Stephen Curry a fait son retour le 1er décembre sur le parquet de Detroit. Absent onze matches, il n’avait plus joué depuis le 8 novembre dernier. Les Warriors attendaient avec hâte son retour. Durant cette période, Golden State a vécu la plus mauvaise phase de la franchise depuis l’arrivée de Steve Kerr au poste de coach : 5 victoires pour 6 défaites, 4 défaites d’affilée, des écarts inhabituels (-21 à Houston, -28 à domicile face à Oklahoma City) et un clash entre Kevin Durant et Draymond Green à la fin du match chez les Clippers (défaite de -5 en OT). Cela faisait plusieurs années qu’on avait pas vécu ça dans la baie de San Francisco.
Ce coup de chaud de fin de match entre Green et Durant a révélé plusieurs choses :
1) Kevin Durant n’est pas aussi détendu qu’on aurait pu l’imaginer après avoir survolé la NBA ces deux dernières saisons. Ses tweets hasardeux et puérils avec ses différents comptes twitter (officiels et cachés) avaient déjà laissé entrevoir cela. Sent-il le poids des questionnements autour de la valeur de ses titres et de l’empreinte qu’il laissera dans l’histoire de la NBA ?
2) Les Warriors approchent le point de saturation concernant Durant et son futur. Et la réaction extrême de Green vient de là. Kevin Durant est de nouveau agent libre l’été prochain. Depuis son arrivée, chaque intersaison lui laisse l’opportunité d’aller voir ailleurs si il le souhaite. Si cette flexibilité financière a été intéressante au début pour les Warriors, l’incertitude qu’il laisse planer par son statut d’agent libre chaque été, use l’organisation et les relations de Durant avec ses coéquipiers.

#### [Entrées listées]
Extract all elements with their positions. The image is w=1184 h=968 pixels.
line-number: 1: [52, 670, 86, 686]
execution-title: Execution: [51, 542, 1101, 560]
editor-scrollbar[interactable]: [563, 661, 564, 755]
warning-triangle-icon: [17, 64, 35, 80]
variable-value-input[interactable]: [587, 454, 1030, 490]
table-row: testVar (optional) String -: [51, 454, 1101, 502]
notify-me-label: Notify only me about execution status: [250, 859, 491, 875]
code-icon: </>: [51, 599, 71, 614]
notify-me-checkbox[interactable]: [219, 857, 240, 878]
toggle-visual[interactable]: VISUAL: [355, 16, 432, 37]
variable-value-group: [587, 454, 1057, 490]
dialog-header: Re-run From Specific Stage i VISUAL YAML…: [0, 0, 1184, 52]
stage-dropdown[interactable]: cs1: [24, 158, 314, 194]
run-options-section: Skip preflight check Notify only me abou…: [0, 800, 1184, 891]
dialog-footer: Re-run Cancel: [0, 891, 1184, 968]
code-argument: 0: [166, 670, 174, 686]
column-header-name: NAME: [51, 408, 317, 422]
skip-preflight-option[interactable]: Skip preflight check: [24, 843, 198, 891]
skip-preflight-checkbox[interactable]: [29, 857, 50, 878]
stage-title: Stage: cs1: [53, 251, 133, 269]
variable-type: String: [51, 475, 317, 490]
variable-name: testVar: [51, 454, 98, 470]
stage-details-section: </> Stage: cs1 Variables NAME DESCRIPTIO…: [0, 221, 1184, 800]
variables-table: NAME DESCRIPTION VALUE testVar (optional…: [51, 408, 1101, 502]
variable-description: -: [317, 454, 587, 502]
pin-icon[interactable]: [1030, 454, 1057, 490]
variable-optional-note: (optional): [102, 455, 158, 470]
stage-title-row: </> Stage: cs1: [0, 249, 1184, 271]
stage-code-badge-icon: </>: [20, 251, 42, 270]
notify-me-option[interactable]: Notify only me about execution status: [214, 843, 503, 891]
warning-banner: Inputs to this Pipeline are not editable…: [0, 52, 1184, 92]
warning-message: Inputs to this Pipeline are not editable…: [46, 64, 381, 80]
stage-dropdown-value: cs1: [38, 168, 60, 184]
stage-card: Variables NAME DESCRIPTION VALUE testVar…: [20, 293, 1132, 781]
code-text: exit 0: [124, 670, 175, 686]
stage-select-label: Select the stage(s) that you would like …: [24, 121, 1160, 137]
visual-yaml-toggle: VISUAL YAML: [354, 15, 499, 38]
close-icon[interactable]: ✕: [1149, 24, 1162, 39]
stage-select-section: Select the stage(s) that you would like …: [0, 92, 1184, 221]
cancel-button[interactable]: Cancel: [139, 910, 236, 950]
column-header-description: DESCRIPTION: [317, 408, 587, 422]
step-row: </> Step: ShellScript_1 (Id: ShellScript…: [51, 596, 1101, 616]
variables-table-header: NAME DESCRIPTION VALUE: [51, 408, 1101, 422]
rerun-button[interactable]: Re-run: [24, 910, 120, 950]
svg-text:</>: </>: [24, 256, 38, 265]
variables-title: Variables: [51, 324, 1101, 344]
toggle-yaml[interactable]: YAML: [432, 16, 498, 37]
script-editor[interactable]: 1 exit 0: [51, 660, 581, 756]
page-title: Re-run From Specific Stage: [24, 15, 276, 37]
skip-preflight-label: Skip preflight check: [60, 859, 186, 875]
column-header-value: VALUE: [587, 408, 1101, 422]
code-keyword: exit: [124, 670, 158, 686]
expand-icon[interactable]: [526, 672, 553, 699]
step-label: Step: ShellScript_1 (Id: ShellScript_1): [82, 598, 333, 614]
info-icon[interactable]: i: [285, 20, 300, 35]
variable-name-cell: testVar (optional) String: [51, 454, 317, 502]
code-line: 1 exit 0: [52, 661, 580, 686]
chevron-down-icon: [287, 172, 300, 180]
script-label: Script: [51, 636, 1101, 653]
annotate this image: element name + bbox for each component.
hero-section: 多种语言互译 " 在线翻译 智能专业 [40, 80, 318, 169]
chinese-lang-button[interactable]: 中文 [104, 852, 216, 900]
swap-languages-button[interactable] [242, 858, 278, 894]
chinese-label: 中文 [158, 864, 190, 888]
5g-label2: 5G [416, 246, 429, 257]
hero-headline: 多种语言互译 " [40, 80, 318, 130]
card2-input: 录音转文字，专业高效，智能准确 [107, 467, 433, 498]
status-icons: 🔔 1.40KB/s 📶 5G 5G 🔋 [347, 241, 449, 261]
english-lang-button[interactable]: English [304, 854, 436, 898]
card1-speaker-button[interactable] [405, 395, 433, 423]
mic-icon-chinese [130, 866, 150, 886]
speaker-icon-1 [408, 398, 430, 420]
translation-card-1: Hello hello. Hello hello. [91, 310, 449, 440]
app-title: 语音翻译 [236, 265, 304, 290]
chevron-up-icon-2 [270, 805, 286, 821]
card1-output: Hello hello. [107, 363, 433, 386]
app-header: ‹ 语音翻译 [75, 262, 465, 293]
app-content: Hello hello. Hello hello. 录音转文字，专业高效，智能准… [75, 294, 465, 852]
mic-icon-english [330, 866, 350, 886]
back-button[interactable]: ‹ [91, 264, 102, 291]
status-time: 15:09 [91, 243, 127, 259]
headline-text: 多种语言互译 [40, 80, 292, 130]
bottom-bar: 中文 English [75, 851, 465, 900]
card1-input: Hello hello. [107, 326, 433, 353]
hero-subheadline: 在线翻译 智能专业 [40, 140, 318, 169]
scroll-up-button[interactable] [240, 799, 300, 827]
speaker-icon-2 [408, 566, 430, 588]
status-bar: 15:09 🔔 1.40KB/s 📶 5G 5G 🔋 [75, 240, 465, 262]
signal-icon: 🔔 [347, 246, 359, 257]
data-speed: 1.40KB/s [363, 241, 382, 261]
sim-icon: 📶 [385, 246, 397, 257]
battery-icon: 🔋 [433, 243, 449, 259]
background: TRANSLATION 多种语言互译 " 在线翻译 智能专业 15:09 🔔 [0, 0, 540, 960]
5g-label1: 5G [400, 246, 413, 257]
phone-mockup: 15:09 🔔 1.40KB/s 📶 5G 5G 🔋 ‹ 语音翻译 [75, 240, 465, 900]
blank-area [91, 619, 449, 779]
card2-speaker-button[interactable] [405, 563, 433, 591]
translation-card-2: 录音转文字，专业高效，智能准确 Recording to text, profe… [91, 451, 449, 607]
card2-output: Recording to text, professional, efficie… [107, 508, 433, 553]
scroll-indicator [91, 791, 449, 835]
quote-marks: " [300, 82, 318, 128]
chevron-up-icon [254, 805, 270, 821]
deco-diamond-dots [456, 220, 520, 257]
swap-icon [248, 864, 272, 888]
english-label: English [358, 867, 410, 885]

#### [Consigne]
Rédigez la suite du texte sur les tensions chez les Warriors, à partir de sa dernière phrase. La liste n'est d'aucune utilité ici.

#### [Réponse]
Au-delà des chiffres énoncés précédemment et du coup de chaud entre un Durant hyper-sensible et fier et un Green habitué à des envolées de ce genre, le constat « basketballistique » a été très inquiétant. Pendant cette période sans Curry, les Warriors ont été méconnaissables. Green a manqué 9 de ces 11 matches. Il a enchainé une suspension suite à l’échauffourée avec Durant, puis a subi une blessure à un doigt de pied. Ses deux présences sur cette période, se sont soldés par deux défaites face aux Clippers et aux Rockets. Sans Curry et Green, les Warriors sont une toute autre équipe. Cette phase délicate l’a prouvé. Sans eux, Golden State semblait incapable de proposer de solutions collectives en attaque.
Il était déjà évident que l’attaque des Warriors est moins forte sans Curry, le meilleur shooter de la ligue et double MVP. Mais on pouvait espérer qu’une équipe possédant toujours sur le parquet Durant, Thompson et Iguodala pourrait survivre son absence avec ce calendrier largement abordable. Cela a été tout le contraire. Le jeu offensif, d’habitude collectif, léché, et fait de mouvement sans ballon, s’est réduit à un enchainement d’isolement pour Durant et Thompson. Tout deux incapables de faire jouer les autres, les défenses ont pu facilement s’adapter.

La conséquence a été que Curry a surtout brillé par son absence. Pourtant, sans lui, les Warriors possèdent toujours Kevin Durant, l’un des trois meilleurs joueurs de NBA, et Klay Thompson, un excellent 2way player et shooteur à trois points. Mais c’est lorsque Curry n’est pas là que l’on peut facilement se rendre compte de son importance dans le jeu collectif des Warriors. Sa présence sur le parquet apporte de la fluidité dans les mouvements des joueurs et du ballon. Une fluidité nécessaire pour que Golden State puisse développer son jeu small-ball qui réussit tant. Son déplacement sans ballon, ses coupes, ses écrans posés sur un joueur sans ballon, la menace qu’il représente lorsqu’il se tient derrière la ligne à trois points, offrent des espaces à ses partenaires pour créer des décalages dans la défense adverse. Durant sera toujours plus à l’aise en isolation lorsque Curry est prêt à dégainer derrière la ligne à 3 points. L’efficacité unique de son shoot force la défense à le serrer dans toute situation. C’est cet aspect qui le rend si exceptionnel dans un système offensif. Son adversaire direct ne peut ni aider, ni flotter. Parfois Curry est tellement serré qu’il parvient à se démarquer sur de simples feintes de corps.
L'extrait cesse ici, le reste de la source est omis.